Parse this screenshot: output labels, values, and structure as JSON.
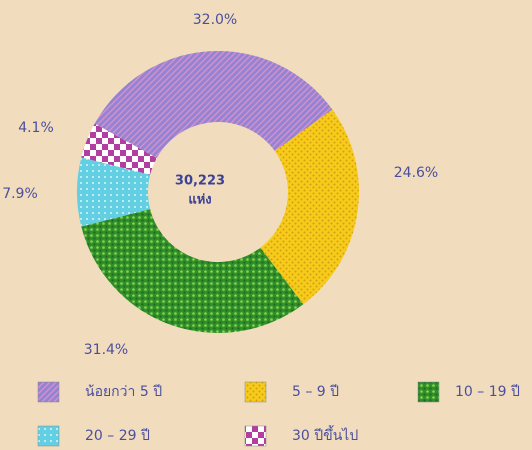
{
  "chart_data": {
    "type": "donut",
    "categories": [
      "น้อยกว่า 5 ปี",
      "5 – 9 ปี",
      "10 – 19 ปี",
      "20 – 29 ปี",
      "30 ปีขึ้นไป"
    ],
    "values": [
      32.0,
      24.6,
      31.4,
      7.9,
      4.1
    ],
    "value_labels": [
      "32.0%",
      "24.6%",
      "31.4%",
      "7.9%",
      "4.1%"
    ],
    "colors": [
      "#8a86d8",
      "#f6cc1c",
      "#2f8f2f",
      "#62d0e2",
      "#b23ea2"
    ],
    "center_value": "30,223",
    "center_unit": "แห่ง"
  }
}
——
[Exercise brief] An exact transcription of all the entries is required, without the pictures.

[Worked answer]
Parse this screenshot: output labels, values, and structure as JSON.
{
  "chart_data": {
    "type": "donut",
    "categories": [
      "น้อยกว่า 5 ปี",
      "5 – 9 ปี",
      "10 – 19 ปี",
      "20 – 29 ปี",
      "30 ปีขึ้นไป"
    ],
    "values": [
      32.0,
      24.6,
      31.4,
      7.9,
      4.1
    ],
    "value_labels": [
      "32.0%",
      "24.6%",
      "31.4%",
      "7.9%",
      "4.1%"
    ],
    "colors": [
      "#8a86d8",
      "#f6cc1c",
      "#2f8f2f",
      "#62d0e2",
      "#b23ea2"
    ],
    "center_value": "30,223",
    "center_unit": "แห่ง"
  }
}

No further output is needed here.